Begin INPUT

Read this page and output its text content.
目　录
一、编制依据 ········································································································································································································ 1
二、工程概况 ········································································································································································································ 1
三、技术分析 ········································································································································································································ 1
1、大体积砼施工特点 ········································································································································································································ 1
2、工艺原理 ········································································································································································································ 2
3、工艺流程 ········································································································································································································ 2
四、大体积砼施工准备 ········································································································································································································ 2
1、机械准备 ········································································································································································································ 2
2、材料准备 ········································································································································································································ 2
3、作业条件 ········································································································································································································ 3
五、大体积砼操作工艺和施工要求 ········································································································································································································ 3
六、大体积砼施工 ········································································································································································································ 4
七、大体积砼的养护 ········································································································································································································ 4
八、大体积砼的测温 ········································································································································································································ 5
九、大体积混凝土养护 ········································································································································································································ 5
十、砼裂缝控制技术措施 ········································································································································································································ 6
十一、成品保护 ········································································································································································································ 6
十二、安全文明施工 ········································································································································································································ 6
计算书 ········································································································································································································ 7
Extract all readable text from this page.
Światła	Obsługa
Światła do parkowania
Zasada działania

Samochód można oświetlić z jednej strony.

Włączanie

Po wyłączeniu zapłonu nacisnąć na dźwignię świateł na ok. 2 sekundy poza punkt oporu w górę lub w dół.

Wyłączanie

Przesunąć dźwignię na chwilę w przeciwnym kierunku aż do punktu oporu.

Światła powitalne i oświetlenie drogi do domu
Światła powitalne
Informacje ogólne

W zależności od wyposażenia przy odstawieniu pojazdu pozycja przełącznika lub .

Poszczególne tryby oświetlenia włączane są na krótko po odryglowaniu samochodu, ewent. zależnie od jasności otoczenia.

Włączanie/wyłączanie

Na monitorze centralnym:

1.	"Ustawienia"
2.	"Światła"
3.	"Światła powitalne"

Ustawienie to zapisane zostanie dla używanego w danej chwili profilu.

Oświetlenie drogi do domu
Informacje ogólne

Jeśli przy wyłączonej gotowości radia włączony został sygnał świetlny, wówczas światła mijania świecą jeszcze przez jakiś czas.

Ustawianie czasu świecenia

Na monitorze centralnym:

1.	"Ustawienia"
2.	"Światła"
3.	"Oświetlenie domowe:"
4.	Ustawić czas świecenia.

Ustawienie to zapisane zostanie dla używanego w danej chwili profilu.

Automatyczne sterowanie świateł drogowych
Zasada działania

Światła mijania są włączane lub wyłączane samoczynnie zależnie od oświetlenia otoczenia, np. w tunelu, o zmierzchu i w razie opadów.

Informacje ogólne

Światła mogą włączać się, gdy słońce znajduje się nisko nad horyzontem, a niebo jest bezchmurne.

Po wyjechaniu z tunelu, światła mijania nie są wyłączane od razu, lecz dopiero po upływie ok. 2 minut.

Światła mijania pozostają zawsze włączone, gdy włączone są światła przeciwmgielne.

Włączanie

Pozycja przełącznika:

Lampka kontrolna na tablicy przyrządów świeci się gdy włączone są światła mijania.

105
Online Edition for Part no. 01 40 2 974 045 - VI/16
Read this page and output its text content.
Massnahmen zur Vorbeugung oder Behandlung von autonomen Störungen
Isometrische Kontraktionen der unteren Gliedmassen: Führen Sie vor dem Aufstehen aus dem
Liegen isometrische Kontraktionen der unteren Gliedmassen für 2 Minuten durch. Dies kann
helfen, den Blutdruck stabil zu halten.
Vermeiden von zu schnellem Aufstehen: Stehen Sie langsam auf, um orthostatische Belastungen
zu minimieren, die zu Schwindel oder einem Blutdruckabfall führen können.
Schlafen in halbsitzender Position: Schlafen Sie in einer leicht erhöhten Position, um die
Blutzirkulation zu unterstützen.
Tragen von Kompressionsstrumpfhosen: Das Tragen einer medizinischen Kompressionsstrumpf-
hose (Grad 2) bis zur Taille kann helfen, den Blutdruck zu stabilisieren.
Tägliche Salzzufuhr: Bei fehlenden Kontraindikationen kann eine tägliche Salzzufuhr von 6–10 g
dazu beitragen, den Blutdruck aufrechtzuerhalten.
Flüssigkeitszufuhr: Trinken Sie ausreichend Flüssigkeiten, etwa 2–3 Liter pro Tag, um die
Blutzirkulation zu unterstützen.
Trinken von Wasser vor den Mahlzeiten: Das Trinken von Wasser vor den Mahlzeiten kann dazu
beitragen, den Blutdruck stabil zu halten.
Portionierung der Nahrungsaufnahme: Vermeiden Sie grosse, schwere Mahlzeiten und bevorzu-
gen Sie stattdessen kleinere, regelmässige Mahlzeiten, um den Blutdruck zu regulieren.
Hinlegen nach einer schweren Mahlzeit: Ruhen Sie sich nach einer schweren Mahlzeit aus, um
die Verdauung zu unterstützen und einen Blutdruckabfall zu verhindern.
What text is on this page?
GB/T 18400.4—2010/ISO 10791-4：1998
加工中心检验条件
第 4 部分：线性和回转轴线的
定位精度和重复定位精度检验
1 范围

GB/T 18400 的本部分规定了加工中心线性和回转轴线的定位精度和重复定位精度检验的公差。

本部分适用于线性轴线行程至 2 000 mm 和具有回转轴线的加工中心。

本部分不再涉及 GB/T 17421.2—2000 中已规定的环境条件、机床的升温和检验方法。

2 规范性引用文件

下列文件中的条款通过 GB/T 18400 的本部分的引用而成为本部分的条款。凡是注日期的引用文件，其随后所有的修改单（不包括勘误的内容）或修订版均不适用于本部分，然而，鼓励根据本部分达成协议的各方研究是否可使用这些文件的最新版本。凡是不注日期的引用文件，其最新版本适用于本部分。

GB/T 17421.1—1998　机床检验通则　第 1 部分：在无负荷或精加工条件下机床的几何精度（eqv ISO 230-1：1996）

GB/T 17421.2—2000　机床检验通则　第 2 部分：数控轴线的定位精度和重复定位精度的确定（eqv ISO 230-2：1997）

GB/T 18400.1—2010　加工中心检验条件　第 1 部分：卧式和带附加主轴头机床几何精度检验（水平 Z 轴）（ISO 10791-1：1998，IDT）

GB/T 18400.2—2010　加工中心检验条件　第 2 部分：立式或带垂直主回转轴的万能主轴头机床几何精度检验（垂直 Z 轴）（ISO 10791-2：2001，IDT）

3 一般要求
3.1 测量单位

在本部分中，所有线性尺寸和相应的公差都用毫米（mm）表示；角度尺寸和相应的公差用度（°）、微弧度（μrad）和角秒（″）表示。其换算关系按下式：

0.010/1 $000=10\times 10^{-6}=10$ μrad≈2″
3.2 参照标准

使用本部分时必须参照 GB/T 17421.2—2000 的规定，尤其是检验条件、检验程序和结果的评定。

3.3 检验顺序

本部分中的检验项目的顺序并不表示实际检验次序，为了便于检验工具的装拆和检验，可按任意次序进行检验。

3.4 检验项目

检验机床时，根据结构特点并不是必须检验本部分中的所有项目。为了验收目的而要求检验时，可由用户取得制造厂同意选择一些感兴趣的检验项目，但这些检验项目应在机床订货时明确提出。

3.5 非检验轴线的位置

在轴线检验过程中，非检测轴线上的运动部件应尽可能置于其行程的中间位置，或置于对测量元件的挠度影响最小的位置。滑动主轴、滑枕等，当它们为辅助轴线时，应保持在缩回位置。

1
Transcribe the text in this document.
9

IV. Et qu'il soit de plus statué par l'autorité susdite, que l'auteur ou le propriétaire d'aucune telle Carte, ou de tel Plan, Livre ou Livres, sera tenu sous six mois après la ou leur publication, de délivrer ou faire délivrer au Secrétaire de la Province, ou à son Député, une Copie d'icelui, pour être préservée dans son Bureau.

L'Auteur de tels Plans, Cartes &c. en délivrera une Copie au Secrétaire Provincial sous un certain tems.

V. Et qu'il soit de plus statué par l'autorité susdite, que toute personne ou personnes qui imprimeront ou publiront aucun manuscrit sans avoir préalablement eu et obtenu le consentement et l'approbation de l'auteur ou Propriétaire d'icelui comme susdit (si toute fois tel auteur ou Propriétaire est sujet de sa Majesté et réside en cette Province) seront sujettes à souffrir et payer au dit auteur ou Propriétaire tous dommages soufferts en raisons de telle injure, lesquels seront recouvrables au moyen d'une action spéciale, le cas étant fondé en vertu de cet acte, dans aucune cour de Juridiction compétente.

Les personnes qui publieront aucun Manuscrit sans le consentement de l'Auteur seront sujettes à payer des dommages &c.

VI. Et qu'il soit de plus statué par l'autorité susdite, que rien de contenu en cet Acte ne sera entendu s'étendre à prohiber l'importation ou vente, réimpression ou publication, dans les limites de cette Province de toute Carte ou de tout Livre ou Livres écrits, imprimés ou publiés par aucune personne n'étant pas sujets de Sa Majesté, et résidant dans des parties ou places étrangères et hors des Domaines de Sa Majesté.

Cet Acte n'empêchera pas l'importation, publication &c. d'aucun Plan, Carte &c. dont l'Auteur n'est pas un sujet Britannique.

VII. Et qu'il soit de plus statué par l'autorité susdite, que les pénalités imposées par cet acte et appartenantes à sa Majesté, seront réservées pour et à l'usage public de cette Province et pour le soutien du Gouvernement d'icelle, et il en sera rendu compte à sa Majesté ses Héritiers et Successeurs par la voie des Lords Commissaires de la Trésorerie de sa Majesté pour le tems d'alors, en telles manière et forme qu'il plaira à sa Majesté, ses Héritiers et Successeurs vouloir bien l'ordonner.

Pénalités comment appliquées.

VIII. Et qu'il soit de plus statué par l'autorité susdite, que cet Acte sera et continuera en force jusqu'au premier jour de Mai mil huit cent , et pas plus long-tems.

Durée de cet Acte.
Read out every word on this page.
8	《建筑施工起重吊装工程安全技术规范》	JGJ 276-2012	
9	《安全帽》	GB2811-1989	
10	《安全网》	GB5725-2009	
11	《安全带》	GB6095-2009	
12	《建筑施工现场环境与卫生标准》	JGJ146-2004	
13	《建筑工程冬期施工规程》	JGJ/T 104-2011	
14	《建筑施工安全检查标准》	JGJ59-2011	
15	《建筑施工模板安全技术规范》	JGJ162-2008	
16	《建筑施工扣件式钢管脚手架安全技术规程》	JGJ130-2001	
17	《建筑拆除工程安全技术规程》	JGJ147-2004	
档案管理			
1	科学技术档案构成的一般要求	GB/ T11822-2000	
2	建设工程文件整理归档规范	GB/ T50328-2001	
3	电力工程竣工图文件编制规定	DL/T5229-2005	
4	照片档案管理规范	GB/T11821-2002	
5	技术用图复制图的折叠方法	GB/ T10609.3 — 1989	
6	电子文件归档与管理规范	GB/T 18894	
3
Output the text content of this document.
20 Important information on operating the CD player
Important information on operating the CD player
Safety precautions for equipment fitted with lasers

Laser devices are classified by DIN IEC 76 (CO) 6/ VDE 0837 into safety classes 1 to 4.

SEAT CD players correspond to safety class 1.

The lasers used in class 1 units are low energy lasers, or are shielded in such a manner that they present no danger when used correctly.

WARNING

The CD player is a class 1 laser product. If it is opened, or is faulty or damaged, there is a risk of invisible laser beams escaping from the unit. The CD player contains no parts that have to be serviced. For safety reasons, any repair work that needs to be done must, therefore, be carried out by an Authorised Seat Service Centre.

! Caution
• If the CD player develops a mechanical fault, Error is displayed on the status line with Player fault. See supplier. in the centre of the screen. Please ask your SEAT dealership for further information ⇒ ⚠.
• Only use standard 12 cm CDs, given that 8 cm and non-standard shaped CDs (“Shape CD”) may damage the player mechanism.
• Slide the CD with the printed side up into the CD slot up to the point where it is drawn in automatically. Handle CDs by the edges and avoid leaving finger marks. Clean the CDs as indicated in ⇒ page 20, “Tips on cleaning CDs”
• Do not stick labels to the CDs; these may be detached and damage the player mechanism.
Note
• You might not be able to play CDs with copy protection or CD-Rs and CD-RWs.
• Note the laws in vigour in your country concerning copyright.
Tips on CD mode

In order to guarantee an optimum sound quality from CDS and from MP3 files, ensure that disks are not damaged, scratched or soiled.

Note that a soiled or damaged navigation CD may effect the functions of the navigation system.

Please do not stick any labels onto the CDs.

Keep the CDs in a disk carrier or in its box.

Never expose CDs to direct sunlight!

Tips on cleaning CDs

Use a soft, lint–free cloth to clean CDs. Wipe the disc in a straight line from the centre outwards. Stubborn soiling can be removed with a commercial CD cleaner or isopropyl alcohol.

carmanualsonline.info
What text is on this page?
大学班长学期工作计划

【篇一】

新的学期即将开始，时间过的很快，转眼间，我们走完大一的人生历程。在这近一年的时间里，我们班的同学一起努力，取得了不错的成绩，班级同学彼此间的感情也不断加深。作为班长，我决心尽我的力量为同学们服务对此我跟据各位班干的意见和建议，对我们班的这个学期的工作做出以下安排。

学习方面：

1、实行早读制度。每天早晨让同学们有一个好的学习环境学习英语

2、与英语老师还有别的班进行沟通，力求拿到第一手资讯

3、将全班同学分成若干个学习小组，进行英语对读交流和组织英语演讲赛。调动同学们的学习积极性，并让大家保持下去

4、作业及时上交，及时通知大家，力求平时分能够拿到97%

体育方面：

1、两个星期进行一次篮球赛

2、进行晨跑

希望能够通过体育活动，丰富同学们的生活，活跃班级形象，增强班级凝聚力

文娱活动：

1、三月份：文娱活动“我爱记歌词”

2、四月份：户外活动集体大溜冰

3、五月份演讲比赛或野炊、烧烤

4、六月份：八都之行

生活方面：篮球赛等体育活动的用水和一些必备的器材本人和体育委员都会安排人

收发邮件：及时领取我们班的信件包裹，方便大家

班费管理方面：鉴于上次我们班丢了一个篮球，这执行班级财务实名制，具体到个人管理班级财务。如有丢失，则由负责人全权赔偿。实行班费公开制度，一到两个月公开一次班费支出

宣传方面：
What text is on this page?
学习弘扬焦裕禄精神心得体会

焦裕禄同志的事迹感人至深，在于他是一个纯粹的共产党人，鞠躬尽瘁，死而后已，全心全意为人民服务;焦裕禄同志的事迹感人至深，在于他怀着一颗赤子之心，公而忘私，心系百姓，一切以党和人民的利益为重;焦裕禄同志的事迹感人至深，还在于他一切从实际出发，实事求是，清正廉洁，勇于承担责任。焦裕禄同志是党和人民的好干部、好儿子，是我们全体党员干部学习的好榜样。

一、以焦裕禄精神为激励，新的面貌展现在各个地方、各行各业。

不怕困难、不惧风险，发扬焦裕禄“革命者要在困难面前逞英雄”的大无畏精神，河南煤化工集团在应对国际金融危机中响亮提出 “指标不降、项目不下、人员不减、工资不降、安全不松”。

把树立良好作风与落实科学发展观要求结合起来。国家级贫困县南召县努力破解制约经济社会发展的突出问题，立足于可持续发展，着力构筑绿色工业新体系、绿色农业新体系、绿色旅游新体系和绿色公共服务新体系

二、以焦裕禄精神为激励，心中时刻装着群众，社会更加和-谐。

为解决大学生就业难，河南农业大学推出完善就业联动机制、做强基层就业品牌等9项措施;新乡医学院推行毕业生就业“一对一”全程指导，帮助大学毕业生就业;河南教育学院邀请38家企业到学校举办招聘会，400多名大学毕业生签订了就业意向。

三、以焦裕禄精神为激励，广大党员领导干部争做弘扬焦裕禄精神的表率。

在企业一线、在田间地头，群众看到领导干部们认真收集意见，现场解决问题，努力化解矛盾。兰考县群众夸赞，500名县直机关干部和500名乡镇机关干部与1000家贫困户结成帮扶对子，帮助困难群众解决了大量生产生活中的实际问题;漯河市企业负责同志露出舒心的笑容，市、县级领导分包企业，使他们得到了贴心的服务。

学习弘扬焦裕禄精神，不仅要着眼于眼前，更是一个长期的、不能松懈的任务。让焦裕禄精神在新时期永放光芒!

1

End INPUT

How many of the lines in the listing above hold the word "Important"? Report only that figure.

2